Stored records
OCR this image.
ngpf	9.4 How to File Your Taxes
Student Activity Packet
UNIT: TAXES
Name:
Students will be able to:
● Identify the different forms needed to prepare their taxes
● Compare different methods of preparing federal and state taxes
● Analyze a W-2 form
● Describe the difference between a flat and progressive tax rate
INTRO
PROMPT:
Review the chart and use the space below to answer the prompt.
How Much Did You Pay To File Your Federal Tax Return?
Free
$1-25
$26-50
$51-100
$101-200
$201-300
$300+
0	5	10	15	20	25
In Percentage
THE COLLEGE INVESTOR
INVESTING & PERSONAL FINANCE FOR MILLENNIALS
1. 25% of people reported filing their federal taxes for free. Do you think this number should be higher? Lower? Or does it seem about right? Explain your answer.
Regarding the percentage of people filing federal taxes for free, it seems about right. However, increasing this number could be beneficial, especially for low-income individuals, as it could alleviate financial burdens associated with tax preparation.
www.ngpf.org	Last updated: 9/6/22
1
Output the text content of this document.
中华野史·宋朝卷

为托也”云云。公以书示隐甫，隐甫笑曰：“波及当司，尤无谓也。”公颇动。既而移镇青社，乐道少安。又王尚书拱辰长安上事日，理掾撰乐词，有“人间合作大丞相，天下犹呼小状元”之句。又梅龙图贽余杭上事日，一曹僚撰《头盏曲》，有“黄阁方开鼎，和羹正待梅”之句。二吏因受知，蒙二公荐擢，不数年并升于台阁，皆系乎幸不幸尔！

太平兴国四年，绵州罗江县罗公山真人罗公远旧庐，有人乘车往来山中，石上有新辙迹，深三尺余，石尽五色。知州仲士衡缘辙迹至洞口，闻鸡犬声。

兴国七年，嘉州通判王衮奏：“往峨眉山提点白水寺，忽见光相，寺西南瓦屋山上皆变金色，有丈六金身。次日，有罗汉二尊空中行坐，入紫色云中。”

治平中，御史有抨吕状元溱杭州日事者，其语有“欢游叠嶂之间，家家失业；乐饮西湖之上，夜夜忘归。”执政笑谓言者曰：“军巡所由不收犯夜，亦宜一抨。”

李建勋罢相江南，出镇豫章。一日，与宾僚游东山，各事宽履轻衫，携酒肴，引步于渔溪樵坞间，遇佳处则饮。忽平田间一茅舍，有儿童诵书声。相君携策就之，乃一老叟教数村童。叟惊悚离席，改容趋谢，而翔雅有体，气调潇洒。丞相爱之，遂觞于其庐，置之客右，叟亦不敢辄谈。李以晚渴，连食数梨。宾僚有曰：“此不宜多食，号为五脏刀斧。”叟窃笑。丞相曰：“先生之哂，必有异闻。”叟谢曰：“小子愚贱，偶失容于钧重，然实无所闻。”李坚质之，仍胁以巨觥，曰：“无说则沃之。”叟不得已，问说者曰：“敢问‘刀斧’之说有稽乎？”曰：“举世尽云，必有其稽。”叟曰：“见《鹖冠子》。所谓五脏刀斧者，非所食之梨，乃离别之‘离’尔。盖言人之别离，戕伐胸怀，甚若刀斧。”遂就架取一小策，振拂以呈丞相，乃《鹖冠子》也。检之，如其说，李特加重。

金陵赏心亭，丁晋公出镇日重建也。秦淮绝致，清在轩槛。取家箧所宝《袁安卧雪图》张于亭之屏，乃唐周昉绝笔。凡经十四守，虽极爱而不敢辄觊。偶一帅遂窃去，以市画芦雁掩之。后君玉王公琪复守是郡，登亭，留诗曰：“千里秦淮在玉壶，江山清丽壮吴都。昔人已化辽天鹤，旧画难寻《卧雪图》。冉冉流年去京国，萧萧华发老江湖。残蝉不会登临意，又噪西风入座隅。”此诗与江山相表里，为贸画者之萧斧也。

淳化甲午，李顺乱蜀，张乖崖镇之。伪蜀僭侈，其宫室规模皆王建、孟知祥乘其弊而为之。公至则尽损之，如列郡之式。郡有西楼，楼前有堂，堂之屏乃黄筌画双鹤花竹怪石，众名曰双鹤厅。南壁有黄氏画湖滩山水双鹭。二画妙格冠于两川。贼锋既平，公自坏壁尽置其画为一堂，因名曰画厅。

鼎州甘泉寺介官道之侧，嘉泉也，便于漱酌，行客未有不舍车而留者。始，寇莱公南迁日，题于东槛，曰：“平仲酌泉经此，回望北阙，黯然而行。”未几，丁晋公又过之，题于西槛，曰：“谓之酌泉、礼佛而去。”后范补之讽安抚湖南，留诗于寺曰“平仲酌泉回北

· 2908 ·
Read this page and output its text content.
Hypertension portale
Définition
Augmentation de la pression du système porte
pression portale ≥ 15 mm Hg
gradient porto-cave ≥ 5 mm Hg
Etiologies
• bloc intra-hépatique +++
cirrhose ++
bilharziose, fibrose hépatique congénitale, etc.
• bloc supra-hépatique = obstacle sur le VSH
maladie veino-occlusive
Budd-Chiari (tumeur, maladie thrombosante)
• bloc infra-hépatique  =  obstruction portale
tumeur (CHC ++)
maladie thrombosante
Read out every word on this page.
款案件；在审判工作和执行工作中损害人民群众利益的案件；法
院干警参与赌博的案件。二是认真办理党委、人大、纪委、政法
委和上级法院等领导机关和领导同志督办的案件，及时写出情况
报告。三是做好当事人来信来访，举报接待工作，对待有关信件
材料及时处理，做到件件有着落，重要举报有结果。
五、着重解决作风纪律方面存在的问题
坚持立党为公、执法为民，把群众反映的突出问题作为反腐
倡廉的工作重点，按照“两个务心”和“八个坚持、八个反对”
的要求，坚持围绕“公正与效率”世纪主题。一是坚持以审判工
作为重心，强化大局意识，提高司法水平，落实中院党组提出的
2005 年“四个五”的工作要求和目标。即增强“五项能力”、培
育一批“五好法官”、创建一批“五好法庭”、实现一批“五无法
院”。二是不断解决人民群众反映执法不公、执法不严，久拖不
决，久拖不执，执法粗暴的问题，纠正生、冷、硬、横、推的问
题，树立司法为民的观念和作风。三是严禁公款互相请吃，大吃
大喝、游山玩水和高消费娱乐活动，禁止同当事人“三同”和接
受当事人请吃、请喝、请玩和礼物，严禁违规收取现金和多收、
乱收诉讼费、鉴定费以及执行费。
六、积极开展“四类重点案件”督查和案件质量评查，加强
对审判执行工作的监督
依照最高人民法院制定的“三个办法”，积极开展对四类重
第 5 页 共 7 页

Request: Reproduce exactly the line that holds "Output the text content of this document.", then every line after it, ending with the final line of the records above.

Answer in full:
Output the text content of this document.
中华野史·宋朝卷

为托也”云云。公以书示隐甫，隐甫笑曰：“波及当司，尤无谓也。”公颇动。既而移镇青社，乐道少安。又王尚书拱辰长安上事日，理掾撰乐词，有“人间合作大丞相，天下犹呼小状元”之句。又梅龙图贽余杭上事日，一曹僚撰《头盏曲》，有“黄阁方开鼎，和羹正待梅”之句。二吏因受知，蒙二公荐擢，不数年并升于台阁，皆系乎幸不幸尔！

太平兴国四年，绵州罗江县罗公山真人罗公远旧庐，有人乘车往来山中，石上有新辙迹，深三尺余，石尽五色。知州仲士衡缘辙迹至洞口，闻鸡犬声。

兴国七年，嘉州通判王衮奏：“往峨眉山提点白水寺，忽见光相，寺西南瓦屋山上皆变金色，有丈六金身。次日，有罗汉二尊空中行坐，入紫色云中。”

治平中，御史有抨吕状元溱杭州日事者，其语有“欢游叠嶂之间，家家失业；乐饮西湖之上，夜夜忘归。”执政笑谓言者曰：“军巡所由不收犯夜，亦宜一抨。”

李建勋罢相江南，出镇豫章。一日，与宾僚游东山，各事宽履轻衫，携酒肴，引步于渔溪樵坞间，遇佳处则饮。忽平田间一茅舍，有儿童诵书声。相君携策就之，乃一老叟教数村童。叟惊悚离席，改容趋谢，而翔雅有体，气调潇洒。丞相爱之，遂觞于其庐，置之客右，叟亦不敢辄谈。李以晚渴，连食数梨。宾僚有曰：“此不宜多食，号为五脏刀斧。”叟窃笑。丞相曰：“先生之哂，必有异闻。”叟谢曰：“小子愚贱，偶失容于钧重，然实无所闻。”李坚质之，仍胁以巨觥，曰：“无说则沃之。”叟不得已，问说者曰：“敢问‘刀斧’之说有稽乎？”曰：“举世尽云，必有其稽。”叟曰：“见《鹖冠子》。所谓五脏刀斧者，非所食之梨，乃离别之‘离’尔。盖言人之别离，戕伐胸怀，甚若刀斧。”遂就架取一小策，振拂以呈丞相，乃《鹖冠子》也。检之，如其说，李特加重。

金陵赏心亭，丁晋公出镇日重建也。秦淮绝致，清在轩槛。取家箧所宝《袁安卧雪图》张于亭之屏，乃唐周昉绝笔。凡经十四守，虽极爱而不敢辄觊。偶一帅遂窃去，以市画芦雁掩之。后君玉王公琪复守是郡，登亭，留诗曰：“千里秦淮在玉壶，江山清丽壮吴都。昔人已化辽天鹤，旧画难寻《卧雪图》。冉冉流年去京国，萧萧华发老江湖。残蝉不会登临意，又噪西风入座隅。”此诗与江山相表里，为贸画者之萧斧也。

淳化甲午，李顺乱蜀，张乖崖镇之。伪蜀僭侈，其宫室规模皆王建、孟知祥乘其弊而为之。公至则尽损之，如列郡之式。郡有西楼，楼前有堂，堂之屏乃黄筌画双鹤花竹怪石，众名曰双鹤厅。南壁有黄氏画湖滩山水双鹭。二画妙格冠于两川。贼锋既平，公自坏壁尽置其画为一堂，因名曰画厅。

鼎州甘泉寺介官道之侧，嘉泉也，便于漱酌，行客未有不舍车而留者。始，寇莱公南迁日，题于东槛，曰：“平仲酌泉经此，回望北阙，黯然而行。”未几，丁晋公又过之，题于西槛，曰：“谓之酌泉、礼佛而去。”后范补之讽安抚湖南，留诗于寺曰“平仲酌泉回北

· 2908 ·
Read this page and output its text content.
Hypertension portale
Définition
Augmentation de la pression du système porte
pression portale ≥ 15 mm Hg
gradient porto-cave ≥ 5 mm Hg
Etiologies
• bloc intra-hépatique +++
cirrhose ++
bilharziose, fibrose hépatique congénitale, etc.
• bloc supra-hépatique = obstacle sur le VSH
maladie veino-occlusive
Budd-Chiari (tumeur, maladie thrombosante)
• bloc infra-hépatique  =  obstruction portale
tumeur (CHC ++)
maladie thrombosante
Read out every word on this page.
款案件；在审判工作和执行工作中损害人民群众利益的案件；法
院干警参与赌博的案件。二是认真办理党委、人大、纪委、政法
委和上级法院等领导机关和领导同志督办的案件，及时写出情况
报告。三是做好当事人来信来访，举报接待工作，对待有关信件
材料及时处理，做到件件有着落，重要举报有结果。
五、着重解决作风纪律方面存在的问题
坚持立党为公、执法为民，把群众反映的突出问题作为反腐
倡廉的工作重点，按照“两个务心”和“八个坚持、八个反对”
的要求，坚持围绕“公正与效率”世纪主题。一是坚持以审判工
作为重心，强化大局意识，提高司法水平，落实中院党组提出的
2005 年“四个五”的工作要求和目标。即增强“五项能力”、培
育一批“五好法官”、创建一批“五好法庭”、实现一批“五无法
院”。二是不断解决人民群众反映执法不公、执法不严，久拖不
决，久拖不执，执法粗暴的问题，纠正生、冷、硬、横、推的问
题，树立司法为民的观念和作风。三是严禁公款互相请吃，大吃
大喝、游山玩水和高消费娱乐活动，禁止同当事人“三同”和接
受当事人请吃、请喝、请玩和礼物，严禁违规收取现金和多收、
乱收诉讼费、鉴定费以及执行费。
六、积极开展“四类重点案件”督查和案件质量评查，加强
对审判执行工作的监督
依照最高人民法院制定的“三个办法”，积极开展对四类重
第 5 页 共 7 页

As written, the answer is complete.